O primeiro a usar da
palavra foi o Presidente da Câmara, Dr. Alberto Souto./…/
Depois de palavras
introdutórias disse a certo passo:
/…/ “Bem analisado o
panorama social de Aveiro, do seu concelho e do seu Distrito; bem
auscultada a opinião, não só aquela que se forma pelo civismo
raciocinado, mas também aquela que se evola do coração e de espontânea
gratidão dos povos, chegou-se a concluir que o Sr. Dr. Francisco do Vale
Guimarães reunia os gerais sufrágios de bom quilate da consciência
pública e dispunha de todos os predicados necessários para bem receber a
nossa elevada mercê honorífica, e por isso lhe foi conferida. /…/
/…/ Quis, antes,
sujeitar a minha simpatia pela ideia e pela sua figura moral e pela sua
maneira de exercer a alta magistratura do Governo Civil do Distrito, e
pela sua longa lista dos seus serviços públicos, a uma dura prova de
debate interno com o escrúpulo da minha própria consciência de cidadão e
de responsável pela superior direcção dos assuntos municipais.
Mas nesse íntimo e
silencioso debate que foi longo, isento, justo e sincero, quem venceu
afinal, foi a sua candidatura, candidatura posta não por ele mas pelos
seus conterrâneos, pelos seus amigos, pelos seus admiradores; pelo
espírito, pela alma e pela consciência do povo Aveirense de que ele
dimana e de cuja ascendência, amizade e convivência tanto se orgulha,
sem cair no plebeísmo deselegante e sem se empertigar no snobismo
antipático das olímpicas atitudes. Quem venceu, foi a sua personalidade!
Quem triunfou no nosso conceito, foi a sua invulgar soma de meritórios
serviços ao bem geral.
Aveirense cem por
cento, como hoje sói dizer-se, ele é verdadeiramente daqueles que, se
lhe abrissem as arcas do peito, nos patenteariam a bateira de D. João de
Lima Vidal, que trazem lá dentro!
Razoável e
compreensivo, bondoso e tolerante, incansável e activíssimo, ele é um
dos nossos mais distintos, pela sua ilustração e seus talentos e pelo
exemplar, indefectível e acrisolado amor que tem a isto, a isto em que
estamos, a isto que nos cerca, a isto em que nós vivemos e que em nós
vive e que há-de viver nos nossos filhos e reviver nas gerações, no
decorrer dos séculos, dos milénios, do infinito da Humanidade e da
Nacionalidade, e que há-de ser sempre belo e amado, e isto – é Aveiro e
os seus confins – é a nossa terra!

________________

§ TAREFAS A REALIZAR:
1. Transcreva fielmente o trecho dos registos que vai do início até à linha que contém "tree-item[interactable]: Gradle (24, 229, 131, 255)", inclusive.
2. Prolongue o discurso do Presidente da Câmara de Aveiro em homenagem a Francisco do Vale Guimarães a partir do ponto onde o texto termina.
O texto e os registos são materiais independentes entre si.

§ REGISTOS APRESENTADOS:

________________

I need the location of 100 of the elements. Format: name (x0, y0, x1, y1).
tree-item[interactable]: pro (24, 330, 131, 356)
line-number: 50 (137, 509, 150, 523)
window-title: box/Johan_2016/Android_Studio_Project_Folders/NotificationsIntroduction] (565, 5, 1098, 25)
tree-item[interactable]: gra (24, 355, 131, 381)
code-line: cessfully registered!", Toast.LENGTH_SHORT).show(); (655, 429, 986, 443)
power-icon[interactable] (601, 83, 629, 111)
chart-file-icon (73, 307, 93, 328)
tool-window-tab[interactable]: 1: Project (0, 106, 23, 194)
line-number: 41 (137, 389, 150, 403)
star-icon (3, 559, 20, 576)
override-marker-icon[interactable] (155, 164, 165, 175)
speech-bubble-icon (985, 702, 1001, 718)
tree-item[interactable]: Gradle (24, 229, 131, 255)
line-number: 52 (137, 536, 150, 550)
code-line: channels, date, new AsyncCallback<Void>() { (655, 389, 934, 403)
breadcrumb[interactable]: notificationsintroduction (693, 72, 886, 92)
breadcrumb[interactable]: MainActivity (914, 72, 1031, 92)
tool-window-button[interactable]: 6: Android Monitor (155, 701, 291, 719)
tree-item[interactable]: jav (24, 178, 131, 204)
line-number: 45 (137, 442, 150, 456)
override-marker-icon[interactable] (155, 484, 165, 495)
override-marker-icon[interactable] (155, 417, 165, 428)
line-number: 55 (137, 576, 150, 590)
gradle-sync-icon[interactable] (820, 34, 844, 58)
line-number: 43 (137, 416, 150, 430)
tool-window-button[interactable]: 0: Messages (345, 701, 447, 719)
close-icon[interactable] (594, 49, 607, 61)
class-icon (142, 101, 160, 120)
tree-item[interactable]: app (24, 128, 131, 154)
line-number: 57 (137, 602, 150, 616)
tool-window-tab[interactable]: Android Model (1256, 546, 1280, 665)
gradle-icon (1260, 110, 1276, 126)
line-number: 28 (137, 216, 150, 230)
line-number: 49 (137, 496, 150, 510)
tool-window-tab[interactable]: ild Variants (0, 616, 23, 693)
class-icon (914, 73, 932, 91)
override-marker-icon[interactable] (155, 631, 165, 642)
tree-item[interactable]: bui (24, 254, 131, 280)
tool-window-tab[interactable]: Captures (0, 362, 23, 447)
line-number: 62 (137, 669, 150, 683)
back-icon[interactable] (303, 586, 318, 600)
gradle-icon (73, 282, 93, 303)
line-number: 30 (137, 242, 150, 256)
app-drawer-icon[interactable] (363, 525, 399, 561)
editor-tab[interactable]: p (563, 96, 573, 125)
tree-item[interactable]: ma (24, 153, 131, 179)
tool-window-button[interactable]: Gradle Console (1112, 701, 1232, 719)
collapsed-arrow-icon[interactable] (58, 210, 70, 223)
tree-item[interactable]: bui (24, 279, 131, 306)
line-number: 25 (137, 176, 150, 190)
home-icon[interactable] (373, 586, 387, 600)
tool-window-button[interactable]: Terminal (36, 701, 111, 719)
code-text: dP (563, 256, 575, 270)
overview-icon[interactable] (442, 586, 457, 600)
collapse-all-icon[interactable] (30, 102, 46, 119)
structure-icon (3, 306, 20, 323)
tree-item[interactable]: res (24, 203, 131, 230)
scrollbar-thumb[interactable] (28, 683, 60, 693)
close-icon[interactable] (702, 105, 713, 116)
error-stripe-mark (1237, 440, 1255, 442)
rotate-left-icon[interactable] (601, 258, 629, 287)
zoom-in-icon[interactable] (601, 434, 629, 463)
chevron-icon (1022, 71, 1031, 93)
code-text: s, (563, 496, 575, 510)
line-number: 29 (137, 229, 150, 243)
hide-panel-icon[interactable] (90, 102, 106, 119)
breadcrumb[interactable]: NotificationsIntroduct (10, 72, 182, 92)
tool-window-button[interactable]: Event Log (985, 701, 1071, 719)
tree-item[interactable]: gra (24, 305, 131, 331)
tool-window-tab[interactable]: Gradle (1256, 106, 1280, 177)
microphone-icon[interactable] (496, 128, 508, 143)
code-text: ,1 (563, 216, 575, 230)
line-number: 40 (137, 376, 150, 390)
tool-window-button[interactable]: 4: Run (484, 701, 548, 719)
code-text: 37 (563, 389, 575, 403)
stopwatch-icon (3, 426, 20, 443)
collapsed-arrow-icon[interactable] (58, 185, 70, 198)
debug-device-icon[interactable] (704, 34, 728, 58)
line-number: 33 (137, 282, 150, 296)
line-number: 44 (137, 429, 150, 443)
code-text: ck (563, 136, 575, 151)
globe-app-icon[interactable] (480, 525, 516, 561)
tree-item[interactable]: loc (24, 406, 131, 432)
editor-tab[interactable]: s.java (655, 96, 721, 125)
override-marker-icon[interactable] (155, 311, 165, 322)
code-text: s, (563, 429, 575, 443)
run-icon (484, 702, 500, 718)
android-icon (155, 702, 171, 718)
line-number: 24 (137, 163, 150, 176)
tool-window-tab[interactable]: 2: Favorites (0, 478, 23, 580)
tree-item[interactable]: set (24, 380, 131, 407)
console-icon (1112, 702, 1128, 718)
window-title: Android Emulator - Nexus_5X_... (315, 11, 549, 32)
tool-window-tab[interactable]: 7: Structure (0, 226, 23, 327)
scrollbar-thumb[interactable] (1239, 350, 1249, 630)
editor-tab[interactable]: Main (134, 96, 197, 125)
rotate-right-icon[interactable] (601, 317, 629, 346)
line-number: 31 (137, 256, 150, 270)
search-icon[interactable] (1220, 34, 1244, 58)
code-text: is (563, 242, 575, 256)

________________

§ RESPOSTAS:
1.
I need the location of 100 of the elements. Format: name (x0, y0, x1, y1).
tree-item[interactable]: pro (24, 330, 131, 356)
line-number: 50 (137, 509, 150, 523)
window-title: box/Johan_2016/Android_Studio_Project_Folders/NotificationsIntroduction] (565, 5, 1098, 25)
tree-item[interactable]: gra (24, 355, 131, 381)
code-line: cessfully registered!", Toast.LENGTH_SHORT).show(); (655, 429, 986, 443)
power-icon[interactable] (601, 83, 629, 111)
chart-file-icon (73, 307, 93, 328)
tool-window-tab[interactable]: 1: Project (0, 106, 23, 194)
line-number: 41 (137, 389, 150, 403)
star-icon (3, 559, 20, 576)
override-marker-icon[interactable] (155, 164, 165, 175)
speech-bubble-icon (985, 702, 1001, 718)
tree-item[interactable]: Gradle (24, 229, 131, 255)

2.
E servir aquilo mais
que não é só a cidade, nosso querido berço, mas que, mais além, é areia
e fímbria do mar, laguna de água salgada, agras em planura, pinheirais e
ribeira e rio e monte e vale e rocha e alcantil e fraguedo e serrania, e
vegetação e casario, anfiteatro magnifico sobre o Atlântico, iluminado e
verdejante, e sempre beleza, riqueza e encantamento, e que é, ao mesmo
tempo, povo activo e gentil, e que realiza a simbiose admirável do
elemento físico e do elemento étnico e constitui aquilo a que chamamos,
enternecida e ufanosamente, a nossa Beira-Mar, a terra Aveirense, o
Distrito de Aveiro, que ele soube servir exuberantemente bem, com visão
e acerto, erguendo muito alto o prestígio da capital perante o mesmo
distrito e provando que Aveiro, com um Aveirense no seu Governo Civil,
era, para todos os povos da sua grande região, uma verdadeira e digna
capital e não um apático acervo de indiferenças e egoísmos
administrativo./…/
/…/ É com um grande
sentido da alta dignidade do cargo que, em nome da Municipalidade,
entrego hoje ao Sr. Dr. Francisco do Vale Guimarães, o áureo símbolo da
nossa admiração e da nossa gratidão colectivas! /…/
Quero, no entanto,
que seja o Pai do Sr. Dr. Francisco do Vale Guimarães, quem receba das
nossas mãos e lhe coloque ao peito, a nossa medalha de ouro.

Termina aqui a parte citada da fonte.